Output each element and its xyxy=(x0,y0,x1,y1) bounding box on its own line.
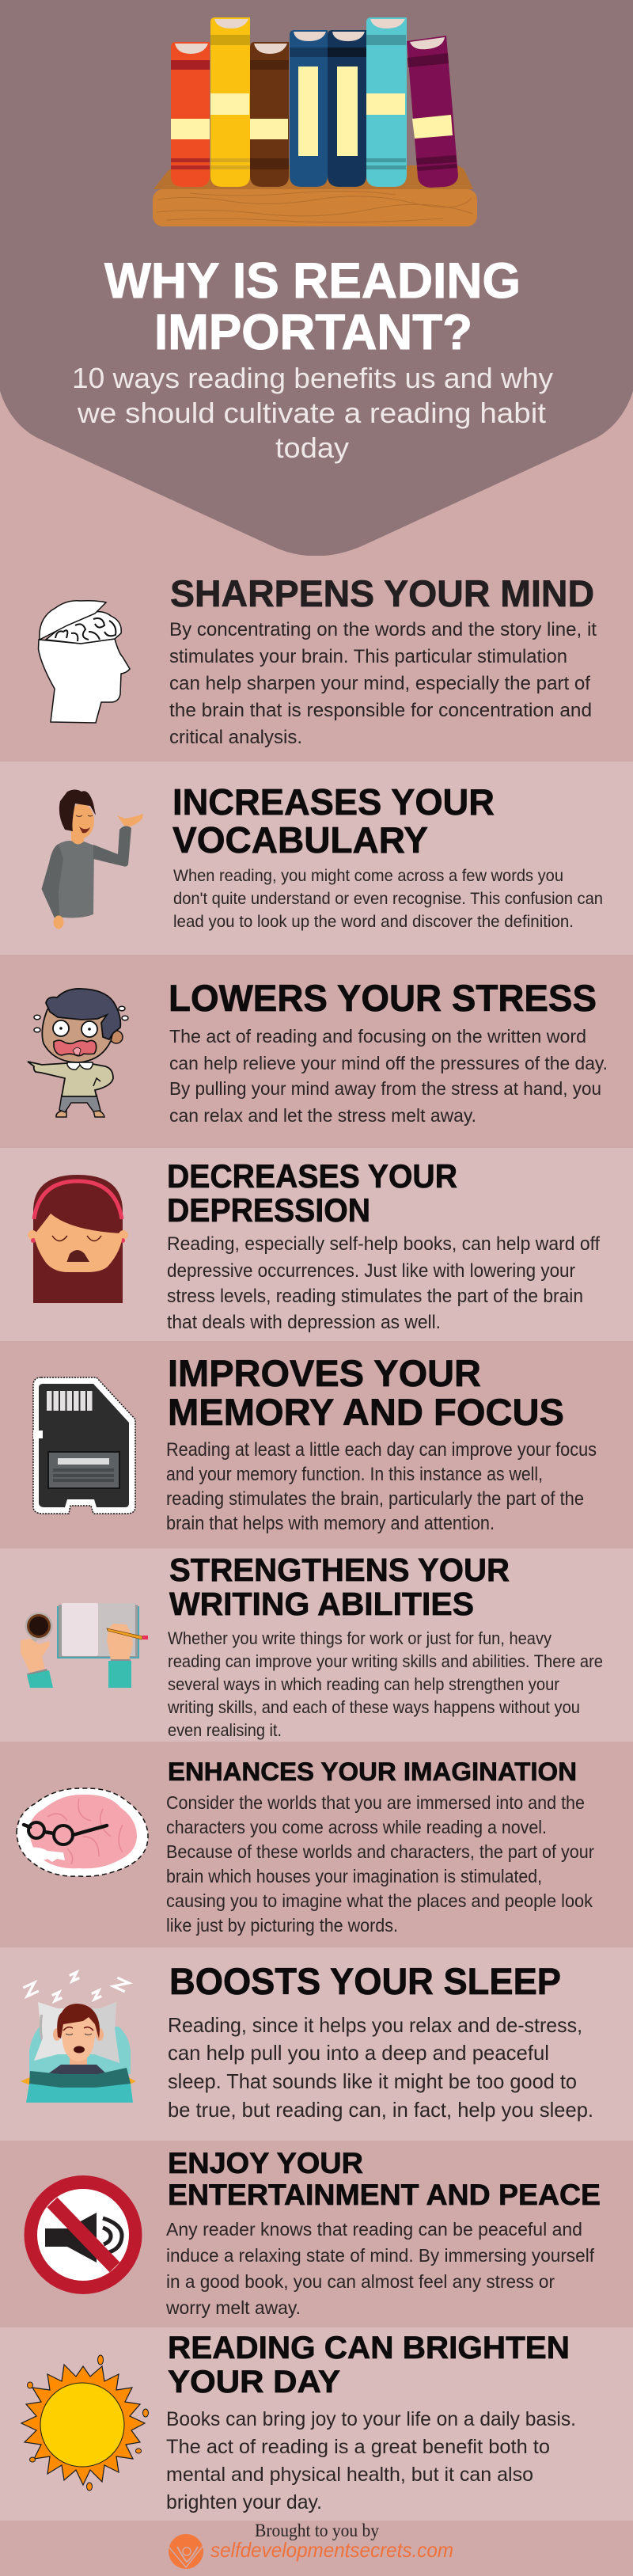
body text xyxy=(166,1792,594,1936)
panel: enhances your imagination xyxy=(0,1742,633,1947)
body text xyxy=(166,1439,597,1534)
body text: writing skills, and each of these ways happens without you xyxy=(167,1697,580,1717)
panel: increases your vocabulary xyxy=(0,762,633,955)
heading xyxy=(168,2331,570,2399)
body text: Books can bring joy to your life on a daily basis. xyxy=(166,2408,576,2430)
body text: the brain that is responsible for concentration and xyxy=(169,700,592,721)
icon: memory card xyxy=(33,1377,135,1514)
body text: Reading, since it helps you relax and de-stress, xyxy=(168,2013,582,2037)
title: IMPORTANT? xyxy=(154,305,472,360)
body text: brighten your day. xyxy=(166,2491,322,2513)
heading: IMPROVES YOUR xyxy=(168,1352,481,1394)
body text: worry melt away. xyxy=(165,2297,301,2318)
body text: brain that helps with memory and attention. xyxy=(166,1513,495,1534)
icon: man gesturing xyxy=(41,790,143,929)
body text: don't quite understand or even recognise. This confusion can xyxy=(173,890,603,908)
body text: like just by picturing the words. xyxy=(166,1915,398,1936)
panel: improves your memory and focus xyxy=(0,1341,633,1548)
body text: Because of these worlds and characters, the part of your xyxy=(166,1841,594,1862)
heading: ENJOY YOUR xyxy=(168,2147,363,2179)
body text: characters you come across while reading a novel. xyxy=(166,1817,547,1837)
body text: that deals with depression as well. xyxy=(167,1312,441,1333)
body text: can relax and let the stress melt away. xyxy=(169,1105,476,1126)
body text: can help pull you into a deep and peaceful xyxy=(168,2041,549,2065)
heading: ENTERTAINMENT AND PEACE xyxy=(168,2179,601,2211)
body text: depressive occurrences. Just like with lowering your xyxy=(167,1260,575,1282)
icon: sleeping man in bed xyxy=(21,1972,136,2103)
panel: decreases your depression xyxy=(0,1148,633,1341)
heading: YOUR DAY xyxy=(168,2365,340,2399)
body text: Whether you write things for work or just for fun, heavy xyxy=(168,1628,552,1648)
body text xyxy=(169,619,597,748)
body text xyxy=(168,2013,593,2122)
body text: can help sharpen your mind, especially the part of xyxy=(169,673,590,694)
icon: no-sound sign xyxy=(24,2175,142,2294)
website name: selfdevelopmentsecrets.com xyxy=(210,2538,453,2562)
title: WHY IS READING xyxy=(104,253,521,309)
body text: be true, but reading can, in fact, help you sleep. xyxy=(168,2098,593,2122)
body text: several ways in which reading can help strengthen your xyxy=(168,1674,559,1694)
heading xyxy=(168,2147,601,2211)
body text: The act of reading and focusing on the written word xyxy=(169,1026,586,1047)
heading xyxy=(169,1552,510,1622)
subtitle xyxy=(72,362,553,464)
body text: Reading at least a little each day can improve your focus xyxy=(166,1439,597,1461)
panel: boosts your sleep xyxy=(0,1947,633,2141)
heading: DEPRESSION xyxy=(167,1191,370,1229)
body text xyxy=(167,1233,600,1333)
body text: Consider the worlds that you are immersed into and the xyxy=(166,1792,585,1813)
panel: reading can brighten your day xyxy=(0,2327,633,2521)
subtitle: today xyxy=(275,431,349,464)
heading: MEMORY AND FOCUS xyxy=(168,1391,564,1433)
body text: The act of reading is a great benefit both to xyxy=(166,2436,550,2458)
body text: causing you to imagine what the places and people look xyxy=(166,1890,593,1911)
logo icon xyxy=(169,2534,208,2569)
heading: LOWERS YOUR STRESS xyxy=(169,977,597,1019)
body text xyxy=(167,1628,603,1740)
subtitle: we should cultivate a reading habit xyxy=(77,397,546,429)
body text xyxy=(173,867,603,931)
body text xyxy=(169,1026,608,1126)
panel: lowers your stress xyxy=(0,955,633,1148)
icon: hands writing in notebook with coffee xyxy=(21,1603,148,1688)
body text: critical analysis. xyxy=(169,727,302,748)
body text: brain which houses your imagination is stimulated, xyxy=(166,1866,542,1886)
icon: sad girl xyxy=(28,1175,128,1303)
body text: When reading, you might come across a few words you xyxy=(173,867,563,885)
body text: Reading, especially self-help books, can help ward off xyxy=(167,1233,600,1255)
heading: STRENGTHENS YOUR xyxy=(169,1552,510,1588)
body text: stress levels, reading stimulates the part of the brain xyxy=(167,1286,583,1307)
body text: induce a relaxing state of mind. By immersing yourself xyxy=(166,2245,595,2266)
body text: and your memory function. In this instance as well, xyxy=(166,1464,543,1485)
body text: in a good book, you can almost feel any stress or xyxy=(166,2271,555,2292)
body text: By pulling your mind away from the stress at hand, you xyxy=(169,1078,601,1099)
title xyxy=(104,253,521,360)
icon: stressed boy pointing xyxy=(28,989,128,1117)
header panel xyxy=(0,0,633,556)
body text xyxy=(166,2408,576,2513)
panel: strengthens your writing abilities xyxy=(0,1548,633,1742)
body text xyxy=(165,2219,595,2318)
heading: SHARPENS YOUR MIND xyxy=(170,572,594,614)
heading: INCREASES YOUR xyxy=(172,781,495,823)
subtitle: 10 ways reading benefits us and why xyxy=(72,362,553,394)
heading xyxy=(172,781,495,861)
heading: ENHANCES YOUR IMAGINATION xyxy=(168,1757,577,1786)
panel: footer xyxy=(0,2521,633,2576)
body text: reading can improve your writing skills and abilities. There are xyxy=(168,1651,603,1671)
body text: reading stimulates the brain, particularly the part of the xyxy=(166,1488,584,1510)
heading xyxy=(168,1352,564,1433)
credit line: Brought to you by xyxy=(255,2521,379,2540)
panel: enjoy your entertainment and peace xyxy=(0,2141,633,2327)
heading xyxy=(167,1157,457,1229)
icon: sun xyxy=(21,2355,149,2491)
heading: DECREASES YOUR xyxy=(167,1157,457,1195)
heading: READING CAN BRIGHTEN xyxy=(168,2331,570,2365)
body text: even realising it. xyxy=(168,1720,282,1740)
body text: mental and physical health, but it can also xyxy=(166,2464,533,2486)
body text: sleep. That sounds like it might be too good to xyxy=(168,2069,577,2093)
body text: stimulates your brain. This particular stimulation xyxy=(169,646,567,667)
icon: open head with brain xyxy=(38,601,130,723)
icon: pink brain with glasses xyxy=(17,1788,148,1876)
illustration: books on a wooden shelf xyxy=(153,17,477,226)
body text: lead you to look up the word and discover the definition. xyxy=(173,913,574,931)
heading: WRITING ABILITIES xyxy=(169,1586,474,1622)
heading: BOOSTS YOUR SLEEP xyxy=(169,1960,561,2002)
body text: Any reader knows that reading can be peaceful and xyxy=(166,2219,582,2240)
panel: sharpens your mind xyxy=(0,556,633,762)
body text: can help relieve your mind off the pressures of the day. xyxy=(169,1053,608,1073)
body text: By concentrating on the words and the story line, it xyxy=(169,619,597,640)
heading: VOCABULARY xyxy=(172,819,428,861)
- - -
REQUIRED TASK
Convert every line of the records into a Markdown table with the columns "Row" and "Line", numbering the rows in order, omitting blank lines, and excluding the pictures.

FINISHED ANSWER
| Row | Line |
|---|---|
| 1 | Output each element and its xyxy=(x0,y0,x1,y1) bounding box on its own line. |
| 2 | body text xyxy=(166,1792,594,1936) |
| 3 | panel: enhances your imagination xyxy=(0,1742,633,1947) |
| 4 | body text xyxy=(166,1439,597,1534) |
| 5 | body text: writing skills, and each of these ways happens without you xyxy=(167,1697,580,1717) |
| 6 | panel: increases your vocabulary xyxy=(0,762,633,955) |
| 7 | heading xyxy=(168,2331,570,2399) |
| 8 | body text: Books can bring joy to your life on a daily basis. xyxy=(166,2408,576,2430) |
| 9 | body text: the brain that is responsible for concentration and xyxy=(169,700,592,721) |
| 10 | icon: memory card xyxy=(33,1377,135,1514) |
| 11 | body text: Reading, since it helps you relax and de-stress, xyxy=(168,2013,582,2037) |
| 12 | title: IMPORTANT? xyxy=(154,305,472,360) |
| 13 | body text: brighten your day. xyxy=(166,2491,322,2513) |
| 14 | heading: IMPROVES YOUR xyxy=(168,1352,481,1394) |
| 15 | body text: worry melt away. xyxy=(165,2297,301,2318) |
| 16 | body text: brain that helps with memory and attention. xyxy=(166,1513,495,1534) |
| 17 | icon: man gesturing xyxy=(41,790,143,929) |
| 18 | body text: don't quite understand or even recognise. This confusion can xyxy=(173,890,603,908) |
| 19 | body text: like just by picturing the words. xyxy=(166,1915,398,1936) |
| 20 | panel: improves your memory and focus xyxy=(0,1341,633,1548) |
| 21 | body text: Because of these worlds and characters, the part of your xyxy=(166,1841,594,1862) |
| 22 | heading: ENJOY YOUR xyxy=(168,2147,363,2179) |
| 23 | body text: characters you come across while reading a novel. xyxy=(166,1817,547,1837) |
| 24 | body text: that deals with depression as well. xyxy=(167,1312,441,1333) |
| 25 | body text: can relax and let the stress melt away. xyxy=(169,1105,476,1126) |
| 26 | body text: can help pull you into a deep and peaceful xyxy=(168,2041,549,2065) |
| 27 | heading: ENTERTAINMENT AND PEACE xyxy=(168,2179,601,2211) |
| 28 | body text: depressive occurrences. Just like with lowering your xyxy=(167,1260,575,1282) |
| 29 | icon: sleeping man in bed xyxy=(21,1972,136,2103) |
| 30 | panel: decreases your depression xyxy=(0,1148,633,1341) |
| 31 | heading: YOUR DAY xyxy=(168,2365,340,2399) |
| 32 | body text: Whether you write things for work or just for fun, heavy xyxy=(168,1628,552,1648) |
| 33 | body text xyxy=(169,619,597,748) |
| 34 | body text xyxy=(168,2013,593,2122) |
| 35 | body text: can help sharpen your mind, especially the part of xyxy=(169,673,590,694) |
| 36 | icon: no-sound sign xyxy=(24,2175,142,2294) |
| 37 | website name: selfdevelopmentsecrets.com xyxy=(210,2538,453,2562) |
| 38 | title: WHY IS READING xyxy=(104,253,521,309) |
| 39 | body text: be true, but reading can, in fact, help you sleep. xyxy=(168,2098,593,2122) |
| 40 | body text: several ways in which reading can help strengthen your xyxy=(168,1674,559,1694) |
| 41 | heading xyxy=(168,2147,601,2211) |
| 42 | body text: The act of reading and focusing on the written word xyxy=(169,1026,586,1047) |
| 43 | heading xyxy=(169,1552,510,1622) |
| 44 | subtitle xyxy=(72,362,553,464) |
| 45 | body text: Reading at least a little each day can improve your focus xyxy=(166,1439,597,1461) |
| 46 | panel: boosts your sleep xyxy=(0,1947,633,2141) |
| 47 | heading: DEPRESSION xyxy=(167,1191,370,1229) |
| 48 | body text xyxy=(167,1233,600,1333) |
| 49 | body text: Consider the worlds that you are immersed into and the xyxy=(166,1792,585,1813) |
| 50 | panel: reading can brighten your day xyxy=(0,2327,633,2521) |
| 51 | subtitle: today xyxy=(275,431,349,464) |
| 52 | heading: MEMORY AND FOCUS xyxy=(168,1391,564,1433) |
| 53 | body text: The act of reading is a great benefit both to xyxy=(166,2436,550,2458) |
| 54 | body text: causing you to imagine what the places and people look xyxy=(166,1890,593,1911) |
| 55 | logo icon xyxy=(169,2534,208,2569) |
| 56 | heading: LOWERS YOUR STRESS xyxy=(169,977,597,1019) |
| 57 | body text xyxy=(167,1628,603,1740) |
| 58 | subtitle: we should cultivate a reading habit xyxy=(77,397,546,429) |
| 59 | body text xyxy=(173,867,603,931) |
| 60 | body text xyxy=(169,1026,608,1126) |
| 61 | panel: lowers your stress xyxy=(0,955,633,1148) |
| 62 | icon: hands writing in notebook with coffee xyxy=(21,1603,148,1688) |
| 63 | body text: critical analysis. xyxy=(169,727,302,748) |
| 64 | body text: brain which houses your imagination is stimulated, xyxy=(166,1866,542,1886) |
| 65 | icon: sad girl xyxy=(28,1175,128,1303) |
| 66 | body text: When reading, you might come across a few words you xyxy=(173,867,563,885) |
| 67 | body text: Reading, especially self-help books, can help ward off xyxy=(167,1233,600,1255) |
| 68 | heading: STRENGTHENS YOUR xyxy=(169,1552,510,1588) |
| 69 | body text: stress levels, reading stimulates the part of the brain xyxy=(167,1286,583,1307) |
| 70 | body text: induce a relaxing state of mind. By immersing yourself xyxy=(166,2245,595,2266) |
| 71 | body text: and your memory function. In this instance as well, xyxy=(166,1464,543,1485) |
| 72 | body text: in a good book, you can almost feel any stress or xyxy=(166,2271,555,2292) |
| 73 | body text: By pulling your mind away from the stress at hand, you xyxy=(169,1078,601,1099) |
| 74 | title xyxy=(104,253,521,360) |
| 75 | icon: stressed boy pointing xyxy=(28,989,128,1117) |
| 76 | header panel xyxy=(0,0,633,556) |
| 77 | body text xyxy=(166,2408,576,2513) |
| 78 | panel: strengthens your writing abilities xyxy=(0,1548,633,1742) |
| 79 | body text xyxy=(165,2219,595,2318) |
| 80 | heading: SHARPENS YOUR MIND xyxy=(170,572,594,614) |
| 81 | heading: INCREASES YOUR xyxy=(172,781,495,823) |
| 82 | subtitle: 10 ways reading benefits us and why xyxy=(72,362,553,394) |
| 83 | heading xyxy=(172,781,495,861) |
| 84 | heading: ENHANCES YOUR IMAGINATION xyxy=(168,1757,577,1786) |
| 85 | panel: footer xyxy=(0,2521,633,2576) |
| 86 | body text: reading can improve your writing skills and abilities. There are xyxy=(168,1651,603,1671) |
| 87 | body text: reading stimulates the brain, particularly the part of the xyxy=(166,1488,584,1510) |
| 88 | heading xyxy=(168,1352,564,1433) |
| 89 | credit line: Brought to you by xyxy=(255,2521,379,2540) |
| 90 | panel: enjoy your entertainment and peace xyxy=(0,2141,633,2327) |
| 91 | heading xyxy=(167,1157,457,1229) |
| 92 | icon: sun xyxy=(21,2355,149,2491) |
| 93 | heading: DECREASES YOUR xyxy=(167,1157,457,1195) |
| 94 | heading: READING CAN BRIGHTEN xyxy=(168,2331,570,2365) |
| 95 | body text: even realising it. xyxy=(168,1720,282,1740) |
| 96 | body text: mental and physical health, but it can also xyxy=(166,2464,533,2486) |
| 97 | body text: sleep. That sounds like it might be too good to xyxy=(168,2069,577,2093) |
| 98 | body text: stimulates your brain. This particular stimulation xyxy=(169,646,567,667) |
| 99 | icon: open head with brain xyxy=(38,601,130,723) |
| 100 | icon: pink brain with glasses xyxy=(17,1788,148,1876) |
| 101 | illustration: books on a wooden shelf xyxy=(153,17,477,226) |
| 102 | body text: lead you to look up the word and discover the definition. xyxy=(173,913,574,931) |
| 103 | heading: WRITING ABILITIES xyxy=(169,1586,474,1622) |
| 104 | heading: BOOSTS YOUR SLEEP xyxy=(169,1960,561,2002) |
| 105 | body text: Any reader knows that reading can be peaceful and xyxy=(166,2219,582,2240) |
| 106 | panel: sharpens your mind xyxy=(0,556,633,762) |
| 107 | body text: can help relieve your mind off the pressures of the day. xyxy=(169,1053,608,1073) |
| 108 | body text: By concentrating on the words and the story line, it xyxy=(169,619,597,640) |
| 109 | heading: VOCABULARY xyxy=(172,819,428,861) |